• Instruction: Transcribe all of the records word for word, but omit the pictures.

[Items listed in a dataset]
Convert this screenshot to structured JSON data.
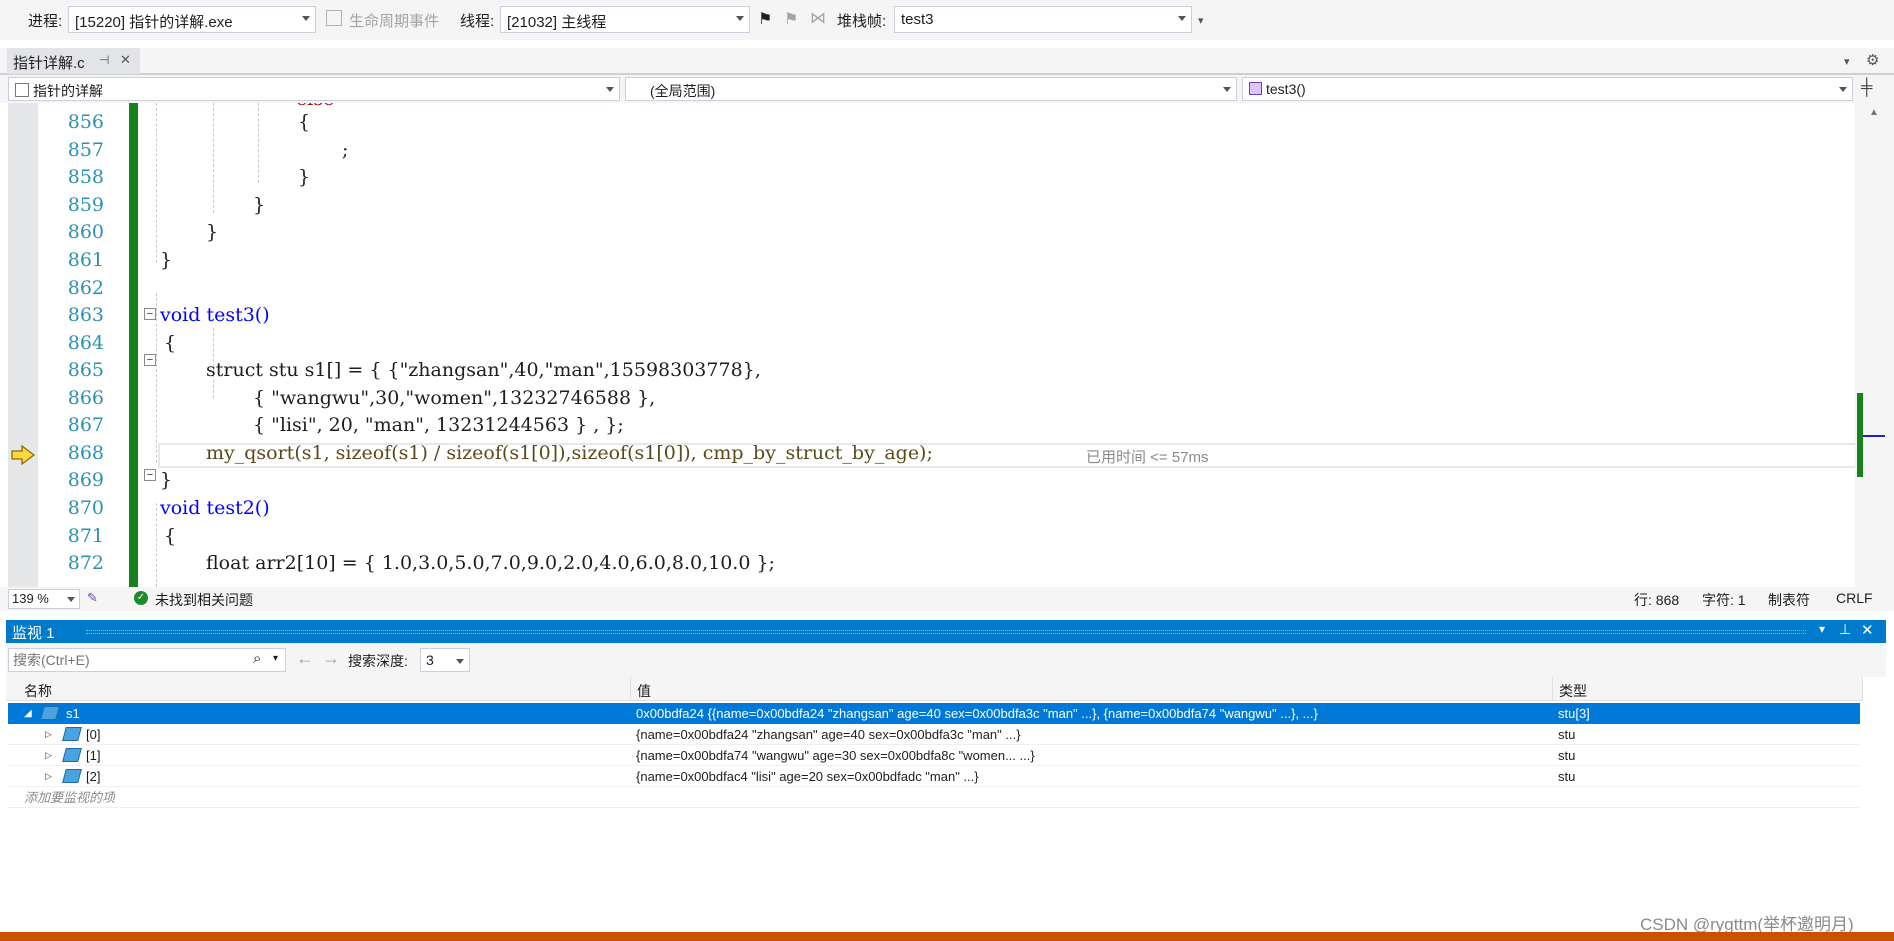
{
  "toolbar": {
    "process_label": "进程:",
    "process_value": "[15220] 指针的详解.exe",
    "lifecycle_label": "生命周期事件",
    "thread_label": "线程:",
    "thread_value": "[21032] 主线程",
    "stackframe_label": "堆栈帧:",
    "stackframe_value": "test3"
  },
  "tab": {
    "title": "指针详解.c",
    "pin": "⊣",
    "close": "✕"
  },
  "navbar": {
    "project": "指针的详解",
    "scope": "(全局范围)",
    "function": "test3()"
  },
  "editor": {
    "lines": [
      {
        "n": "856",
        "text": "{"
      },
      {
        "n": "857",
        "text": ";"
      },
      {
        "n": "858",
        "text": "}"
      },
      {
        "n": "859",
        "text": "}"
      },
      {
        "n": "860",
        "text": "}"
      },
      {
        "n": "861",
        "text": "}"
      },
      {
        "n": "862",
        "text": ""
      },
      {
        "n": "863",
        "text": "void test3()"
      },
      {
        "n": "864",
        "text": "{"
      },
      {
        "n": "865",
        "text": "struct stu s1[] = { {\"zhangsan\",40,\"man\",15598303778},"
      },
      {
        "n": "866",
        "text": "{ \"wangwu\",30,\"women\",13232746588 },"
      },
      {
        "n": "867",
        "text": "{ \"lisi\", 20, \"man\", 13231244563 } , };"
      },
      {
        "n": "868",
        "text": "my_qsort(s1, sizeof(s1) / sizeof(s1[0]),sizeof(s1[0]), cmp_by_struct_by_age);"
      },
      {
        "n": "869",
        "text": "}"
      },
      {
        "n": "870",
        "text": "void test2()"
      },
      {
        "n": "871",
        "text": "{"
      },
      {
        "n": "872",
        "text": "float arr2[10] = { 1.0,3.0,5.0,7.0,9.0,2.0,4.0,6.0,8.0,10.0 };"
      }
    ],
    "elapsed_hint": "已用时间 <= 57ms"
  },
  "status": {
    "zoom": "139 %",
    "issues": "未找到相关问题",
    "line": "行: 868",
    "char": "字符: 1",
    "tabs": "制表符",
    "eol": "CRLF"
  },
  "watch": {
    "title": "监视 1",
    "search_placeholder": "搜索(Ctrl+E)",
    "depth_label": "搜索深度:",
    "depth_value": "3",
    "columns": [
      "名称",
      "值",
      "类型"
    ],
    "rows": [
      {
        "name": "s1",
        "value": "0x00bdfa24 {{name=0x00bdfa24 \"zhangsan\" age=40 sex=0x00bdfa3c \"man\" ...}, {name=0x00bdfa74 \"wangwu\" ...}, ...}",
        "type": "stu[3]"
      },
      {
        "name": "[0]",
        "value": "{name=0x00bdfa24 \"zhangsan\" age=40 sex=0x00bdfa3c \"man\" ...}",
        "type": "stu"
      },
      {
        "name": "[1]",
        "value": "{name=0x00bdfa74 \"wangwu\" age=30 sex=0x00bdfa8c \"women... ...}",
        "type": "stu"
      },
      {
        "name": "[2]",
        "value": "{name=0x00bdfac4 \"lisi\" age=20 sex=0x00bdfadc \"man\" ...}",
        "type": "stu"
      }
    ],
    "add_hint": "添加要监视的项"
  },
  "watermark": "CSDN @rygttm(举杯邀明月)",
  "colors": {
    "accent": "#007acc",
    "selection": "#0078d7",
    "change_bar": "#17821a",
    "keyword": "#0000ff",
    "string": "#a31515",
    "line_number": "#2b91af",
    "bottom_bar": "#ca5100"
  }
}
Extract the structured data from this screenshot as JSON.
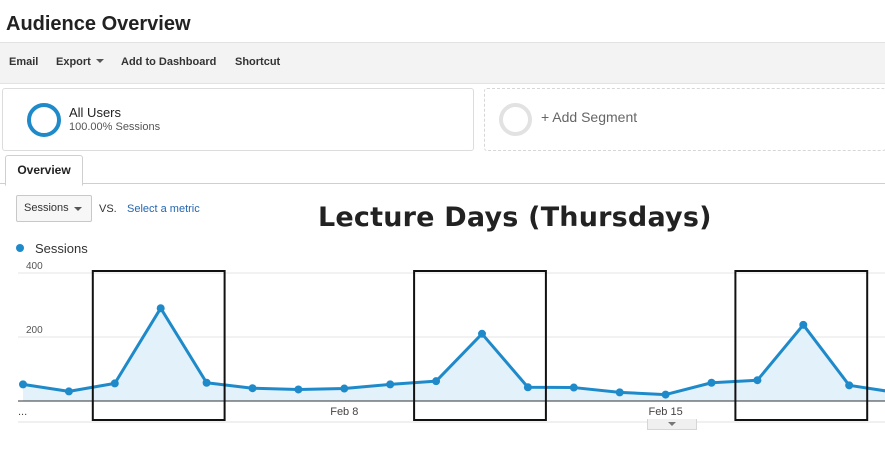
{
  "page": {
    "title": "Audience Overview"
  },
  "toolbar": {
    "email": "Email",
    "export": "Export",
    "add_to_dashboard": "Add to Dashboard",
    "shortcut": "Shortcut"
  },
  "segments": {
    "active": {
      "name": "All Users",
      "detail": "100.00% Sessions",
      "color": "#1f8ac9"
    },
    "add_label": "+ Add Segment"
  },
  "tabs": {
    "overview": "Overview"
  },
  "metric_picker": {
    "selected": "Sessions",
    "vs": "VS.",
    "select_metric": "Select a metric"
  },
  "annotation": "Lecture Days (Thursdays)",
  "chart_data": {
    "type": "area",
    "series": [
      {
        "name": "Sessions",
        "color": "#1f8ac9",
        "values": [
          52,
          30,
          55,
          290,
          57,
          40,
          36,
          39,
          52,
          62,
          210,
          43,
          42,
          27,
          20,
          57,
          65,
          238,
          49,
          27
        ]
      }
    ],
    "ylim": [
      0,
      400
    ],
    "y_ticks": [
      200,
      400
    ],
    "x_tick_labels": [
      {
        "index": 0,
        "label": "..."
      },
      {
        "index": 7,
        "label": "Feb 8"
      },
      {
        "index": 14,
        "label": "Feb 15"
      }
    ],
    "highlight_ranges": [
      [
        2,
        4
      ],
      [
        9,
        11
      ],
      [
        16,
        18
      ]
    ],
    "grid": true,
    "legend": "top-left"
  }
}
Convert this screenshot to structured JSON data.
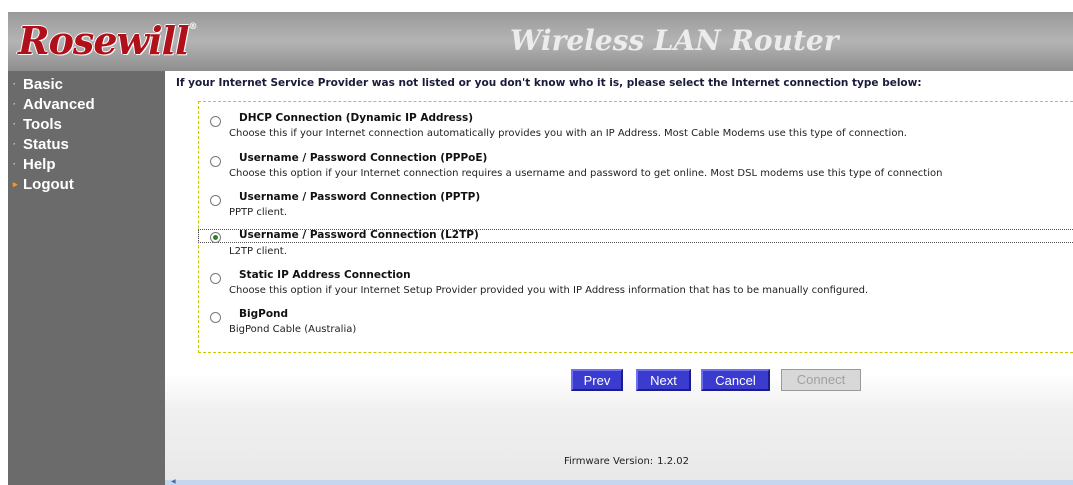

• Correct response:
Convert this screenshot to structured JSON data.
{
  "toolbar": {
    "process_label": "进程:",
    "process_value": "[15220] 指针的详解.exe",
    "lifecycle_label": "生命周期事件",
    "thread_label": "线程:",
    "thread_value": "[21032] 主线程",
    "stackframe_label": "堆栈帧:",
    "stackframe_value": "test3"
  },
  "tab": {
    "title": "指针详解.c",
    "pin": "⊣",
    "close": "✕"
  },
  "navbar": {
    "project": "指针的详解",
    "scope": "(全局范围)",
    "function": "test3()"
  },
  "editor": {
    "lines": [
      {
        "n": "856",
        "text": "{"
      },
      {
        "n": "857",
        "text": ";"
      },
      {
        "n": "858",
        "text": "}"
      },
      {
        "n": "859",
        "text": "}"
      },
      {
        "n": "860",
        "text": "}"
      },
      {
        "n": "861",
        "text": "}"
      },
      {
        "n": "862",
        "text": ""
      },
      {
        "n": "863",
        "text": "void test3()"
      },
      {
        "n": "864",
        "text": "{"
      },
      {
        "n": "865",
        "text": "struct stu s1[] = { {\"zhangsan\",40,\"man\",15598303778},"
      },
      {
        "n": "866",
        "text": "{ \"wangwu\",30,\"women\",13232746588 },"
      },
      {
        "n": "867",
        "text": "{ \"lisi\", 20, \"man\", 13231244563 } , };"
      },
      {
        "n": "868",
        "text": "my_qsort(s1, sizeof(s1) / sizeof(s1[0]),sizeof(s1[0]), cmp_by_struct_by_age);"
      },
      {
        "n": "869",
        "text": "}"
      },
      {
        "n": "870",
        "text": "void test2()"
      },
      {
        "n": "871",
        "text": "{"
      },
      {
        "n": "872",
        "text": "float arr2[10] = { 1.0,3.0,5.0,7.0,9.0,2.0,4.0,6.0,8.0,10.0 };"
      }
    ],
    "elapsed_hint": "已用时间 <= 57ms"
  },
  "status": {
    "zoom": "139 %",
    "issues": "未找到相关问题",
    "line": "行: 868",
    "char": "字符: 1",
    "tabs": "制表符",
    "eol": "CRLF"
  },
  "watch": {
    "title": "监视 1",
    "search_placeholder": "搜索(Ctrl+E)",
    "depth_label": "搜索深度:",
    "depth_value": "3",
    "columns": [
      "名称",
      "值",
      "类型"
    ],
    "rows": [
      {
        "name": "s1",
        "value": "0x00bdfa24 {{name=0x00bdfa24 \"zhangsan\" age=40 sex=0x00bdfa3c \"man\" ...}, {name=0x00bdfa74 \"wangwu\" ...}, ...}",
        "type": "stu[3]"
      },
      {
        "name": "[0]",
        "value": "{name=0x00bdfa24 \"zhangsan\" age=40 sex=0x00bdfa3c \"man\" ...}",
        "type": "stu"
      },
      {
        "name": "[1]",
        "value": "{name=0x00bdfa74 \"wangwu\" age=30 sex=0x00bdfa8c \"women... ...}",
        "type": "stu"
      },
      {
        "name": "[2]",
        "value": "{name=0x00bdfac4 \"lisi\" age=20 sex=0x00bdfadc \"man\" ...}",
        "type": "stu"
      }
    ],
    "add_hint": "添加要监视的项"
  },
  "watermark": "CSDN @rygttm(举杯邀明月)",
  "colors": {
    "accent": "#007acc",
    "selection": "#0078d7",
    "change_bar": "#17821a",
    "keyword": "#0000ff",
    "string": "#a31515",
    "line_number": "#2b91af",
    "bottom_bar": "#ca5100"
  }
}
Extract the structured data from this screenshot as JSON.
{
  "page": {
    "title": "Audience Overview"
  },
  "toolbar": {
    "email": "Email",
    "export": "Export",
    "add_to_dashboard": "Add to Dashboard",
    "shortcut": "Shortcut"
  },
  "segments": {
    "active": {
      "name": "All Users",
      "detail": "100.00% Sessions",
      "color": "#1f8ac9"
    },
    "add_label": "+ Add Segment"
  },
  "tabs": {
    "overview": "Overview"
  },
  "metric_picker": {
    "selected": "Sessions",
    "vs": "VS.",
    "select_metric": "Select a metric"
  },
  "annotation": "Lecture Days (Thursdays)",
  "chart_data": {
    "type": "area",
    "series": [
      {
        "name": "Sessions",
        "color": "#1f8ac9",
        "values": [
          52,
          30,
          55,
          290,
          57,
          40,
          36,
          39,
          52,
          62,
          210,
          43,
          42,
          27,
          20,
          57,
          65,
          238,
          49,
          27
        ]
      }
    ],
    "ylim": [
      0,
      400
    ],
    "y_ticks": [
      200,
      400
    ],
    "x_tick_labels": [
      {
        "index": 0,
        "label": "..."
      },
      {
        "index": 7,
        "label": "Feb 8"
      },
      {
        "index": 14,
        "label": "Feb 15"
      }
    ],
    "highlight_ranges": [
      [
        2,
        4
      ],
      [
        9,
        11
      ],
      [
        16,
        18
      ]
    ],
    "grid": true,
    "legend": "top-left"
  }
}
Convert this screenshot to structured JSON data.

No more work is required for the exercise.